╔══

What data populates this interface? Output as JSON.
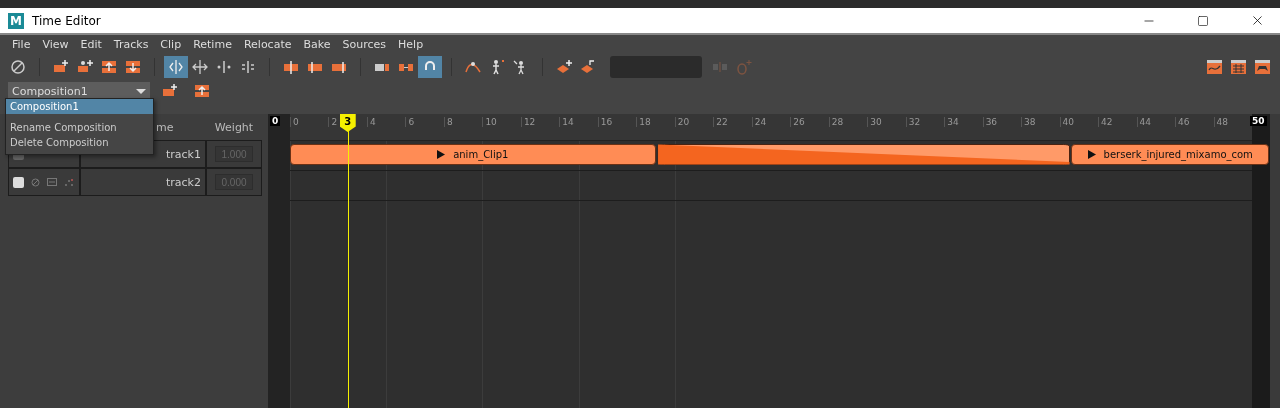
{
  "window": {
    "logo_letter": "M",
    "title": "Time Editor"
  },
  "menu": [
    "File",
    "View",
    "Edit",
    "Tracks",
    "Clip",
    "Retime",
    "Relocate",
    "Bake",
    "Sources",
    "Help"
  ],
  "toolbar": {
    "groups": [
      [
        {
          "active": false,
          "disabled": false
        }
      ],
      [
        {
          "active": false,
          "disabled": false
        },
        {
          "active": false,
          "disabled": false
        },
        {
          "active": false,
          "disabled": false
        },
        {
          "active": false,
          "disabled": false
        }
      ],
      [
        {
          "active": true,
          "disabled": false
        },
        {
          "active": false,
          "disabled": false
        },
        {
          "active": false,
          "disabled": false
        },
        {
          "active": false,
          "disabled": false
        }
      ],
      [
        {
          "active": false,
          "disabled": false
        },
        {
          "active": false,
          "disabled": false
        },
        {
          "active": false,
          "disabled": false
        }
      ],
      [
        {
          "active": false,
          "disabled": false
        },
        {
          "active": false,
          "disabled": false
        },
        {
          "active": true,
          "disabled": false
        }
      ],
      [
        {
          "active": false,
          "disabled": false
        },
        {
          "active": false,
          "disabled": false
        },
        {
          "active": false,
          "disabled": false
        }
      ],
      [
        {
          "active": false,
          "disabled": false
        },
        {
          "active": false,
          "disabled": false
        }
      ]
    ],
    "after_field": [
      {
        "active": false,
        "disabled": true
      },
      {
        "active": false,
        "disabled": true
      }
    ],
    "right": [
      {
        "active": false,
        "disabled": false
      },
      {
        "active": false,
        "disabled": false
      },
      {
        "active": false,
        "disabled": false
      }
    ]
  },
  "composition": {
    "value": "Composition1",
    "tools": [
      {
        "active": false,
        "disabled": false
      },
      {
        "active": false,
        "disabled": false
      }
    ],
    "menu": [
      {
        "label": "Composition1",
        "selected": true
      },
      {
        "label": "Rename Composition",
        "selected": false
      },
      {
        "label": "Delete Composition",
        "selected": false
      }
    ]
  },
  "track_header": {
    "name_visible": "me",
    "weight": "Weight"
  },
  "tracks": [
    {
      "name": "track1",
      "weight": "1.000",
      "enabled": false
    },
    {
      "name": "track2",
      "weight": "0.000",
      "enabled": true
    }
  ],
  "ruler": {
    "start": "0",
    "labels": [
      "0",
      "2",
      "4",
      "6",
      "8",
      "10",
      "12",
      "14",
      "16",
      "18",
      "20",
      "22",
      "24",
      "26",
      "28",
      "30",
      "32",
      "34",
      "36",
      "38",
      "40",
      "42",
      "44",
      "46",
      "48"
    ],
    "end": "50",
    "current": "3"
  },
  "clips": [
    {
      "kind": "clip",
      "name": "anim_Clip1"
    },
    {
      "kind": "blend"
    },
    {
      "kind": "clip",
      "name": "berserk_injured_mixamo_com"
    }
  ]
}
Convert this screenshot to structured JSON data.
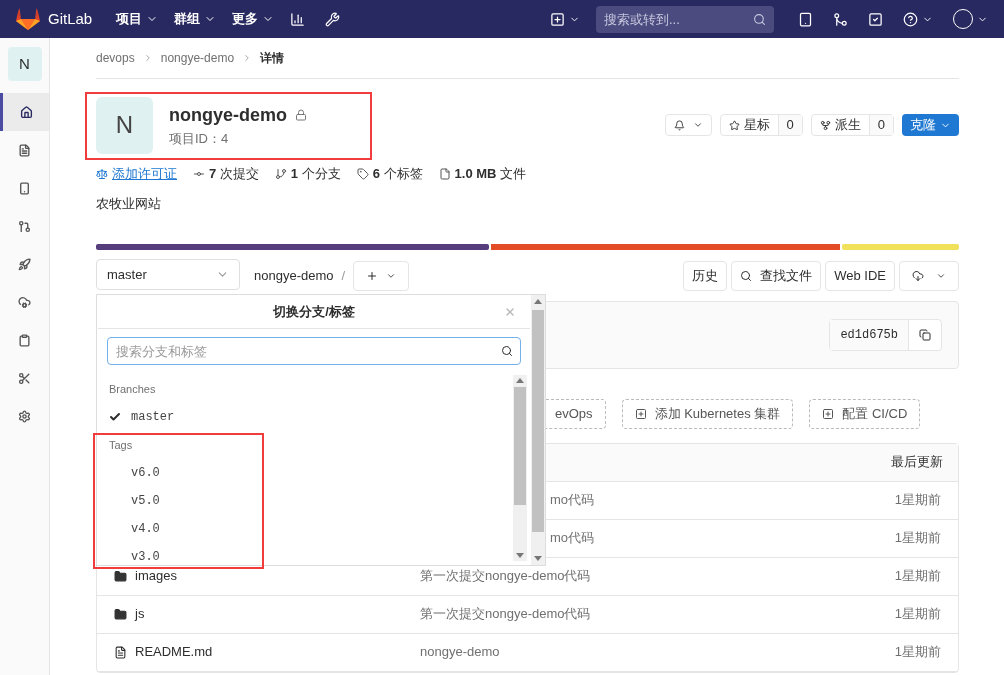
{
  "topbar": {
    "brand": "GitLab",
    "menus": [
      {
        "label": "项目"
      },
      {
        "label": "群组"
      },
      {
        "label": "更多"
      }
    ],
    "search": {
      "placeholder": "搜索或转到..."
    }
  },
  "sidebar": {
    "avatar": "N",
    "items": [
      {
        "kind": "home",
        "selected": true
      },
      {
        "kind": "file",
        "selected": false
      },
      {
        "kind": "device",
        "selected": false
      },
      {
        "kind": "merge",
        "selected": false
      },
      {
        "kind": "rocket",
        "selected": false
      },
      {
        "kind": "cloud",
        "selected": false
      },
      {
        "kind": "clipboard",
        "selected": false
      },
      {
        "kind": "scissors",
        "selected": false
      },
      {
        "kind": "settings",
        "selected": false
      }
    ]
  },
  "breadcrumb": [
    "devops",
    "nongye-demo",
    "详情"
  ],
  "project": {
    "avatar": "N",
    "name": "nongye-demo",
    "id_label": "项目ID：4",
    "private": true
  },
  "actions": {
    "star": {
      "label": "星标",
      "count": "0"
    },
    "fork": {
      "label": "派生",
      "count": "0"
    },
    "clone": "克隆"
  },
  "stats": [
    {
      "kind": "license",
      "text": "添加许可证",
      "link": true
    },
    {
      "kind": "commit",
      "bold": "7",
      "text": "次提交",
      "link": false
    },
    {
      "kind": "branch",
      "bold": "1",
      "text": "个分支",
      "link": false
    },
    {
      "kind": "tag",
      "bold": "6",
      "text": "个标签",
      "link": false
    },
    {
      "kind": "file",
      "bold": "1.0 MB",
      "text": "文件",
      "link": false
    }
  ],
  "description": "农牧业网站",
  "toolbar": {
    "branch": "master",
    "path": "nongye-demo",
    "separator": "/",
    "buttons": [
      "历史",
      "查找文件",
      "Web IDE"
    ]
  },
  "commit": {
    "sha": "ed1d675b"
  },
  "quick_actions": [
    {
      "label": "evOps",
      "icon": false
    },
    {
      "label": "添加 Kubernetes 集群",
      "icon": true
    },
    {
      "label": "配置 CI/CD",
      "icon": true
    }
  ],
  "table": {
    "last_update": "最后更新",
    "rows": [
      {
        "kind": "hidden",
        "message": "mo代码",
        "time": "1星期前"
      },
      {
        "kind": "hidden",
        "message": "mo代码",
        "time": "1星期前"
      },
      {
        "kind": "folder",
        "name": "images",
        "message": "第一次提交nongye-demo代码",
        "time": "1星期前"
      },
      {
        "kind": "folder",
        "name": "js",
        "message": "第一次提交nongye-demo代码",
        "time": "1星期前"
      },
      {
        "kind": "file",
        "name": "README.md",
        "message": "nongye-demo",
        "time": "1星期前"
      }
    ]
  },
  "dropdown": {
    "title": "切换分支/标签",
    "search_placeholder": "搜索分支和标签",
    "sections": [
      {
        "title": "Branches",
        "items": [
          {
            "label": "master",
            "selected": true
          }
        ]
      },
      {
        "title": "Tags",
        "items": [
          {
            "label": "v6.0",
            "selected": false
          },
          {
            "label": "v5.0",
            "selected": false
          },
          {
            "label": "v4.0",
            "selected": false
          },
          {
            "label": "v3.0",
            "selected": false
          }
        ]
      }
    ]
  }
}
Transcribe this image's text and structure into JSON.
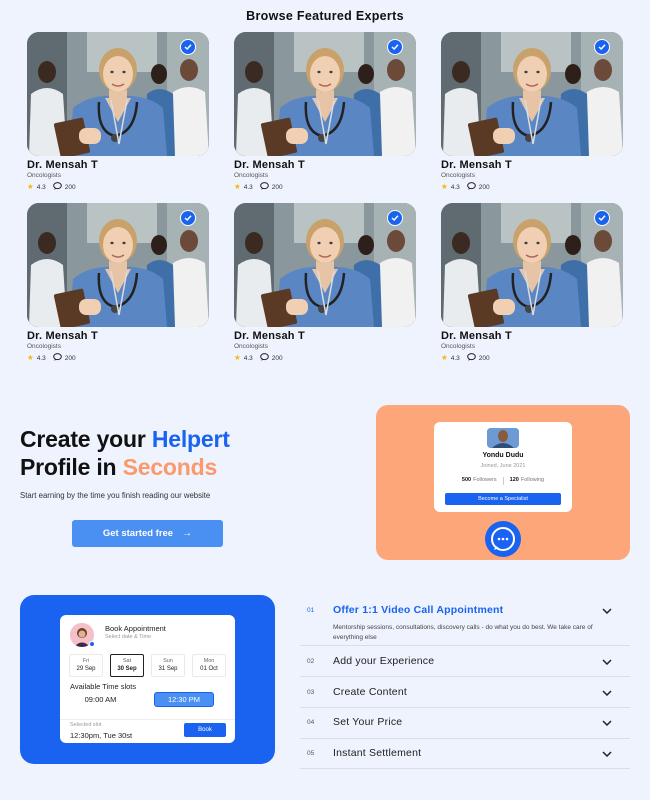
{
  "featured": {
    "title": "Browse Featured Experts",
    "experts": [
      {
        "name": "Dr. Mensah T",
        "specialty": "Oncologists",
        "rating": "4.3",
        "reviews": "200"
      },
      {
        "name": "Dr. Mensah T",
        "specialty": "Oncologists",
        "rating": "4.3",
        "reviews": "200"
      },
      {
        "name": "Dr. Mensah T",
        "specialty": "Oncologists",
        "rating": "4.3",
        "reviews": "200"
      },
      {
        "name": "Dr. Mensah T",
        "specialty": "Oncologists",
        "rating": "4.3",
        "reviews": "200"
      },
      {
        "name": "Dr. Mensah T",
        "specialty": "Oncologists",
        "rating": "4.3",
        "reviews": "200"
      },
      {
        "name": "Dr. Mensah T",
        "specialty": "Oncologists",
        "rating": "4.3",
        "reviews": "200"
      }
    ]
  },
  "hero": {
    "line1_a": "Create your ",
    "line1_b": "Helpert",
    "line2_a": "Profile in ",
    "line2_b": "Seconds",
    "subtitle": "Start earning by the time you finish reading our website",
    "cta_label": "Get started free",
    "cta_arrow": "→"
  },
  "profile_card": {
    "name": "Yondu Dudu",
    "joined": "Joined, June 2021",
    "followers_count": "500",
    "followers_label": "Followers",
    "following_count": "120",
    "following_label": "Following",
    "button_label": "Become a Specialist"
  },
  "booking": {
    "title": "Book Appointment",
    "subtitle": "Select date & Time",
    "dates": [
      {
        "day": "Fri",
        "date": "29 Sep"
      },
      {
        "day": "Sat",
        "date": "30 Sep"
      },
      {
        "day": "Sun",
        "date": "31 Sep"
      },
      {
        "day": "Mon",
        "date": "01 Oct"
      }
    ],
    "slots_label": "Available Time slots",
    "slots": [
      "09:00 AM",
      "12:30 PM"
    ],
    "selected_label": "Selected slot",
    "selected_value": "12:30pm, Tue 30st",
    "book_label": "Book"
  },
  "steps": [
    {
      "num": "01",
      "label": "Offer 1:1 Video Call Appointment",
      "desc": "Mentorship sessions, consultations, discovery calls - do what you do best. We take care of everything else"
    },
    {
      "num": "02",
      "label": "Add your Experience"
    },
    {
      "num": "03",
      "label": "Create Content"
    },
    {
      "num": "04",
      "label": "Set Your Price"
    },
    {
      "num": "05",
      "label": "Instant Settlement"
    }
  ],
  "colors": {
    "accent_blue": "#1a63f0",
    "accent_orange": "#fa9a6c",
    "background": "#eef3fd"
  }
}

╚══

## What is asked
Determine how many lines include the string "subtitle". Give no answer but the number.

## Exercise solution
2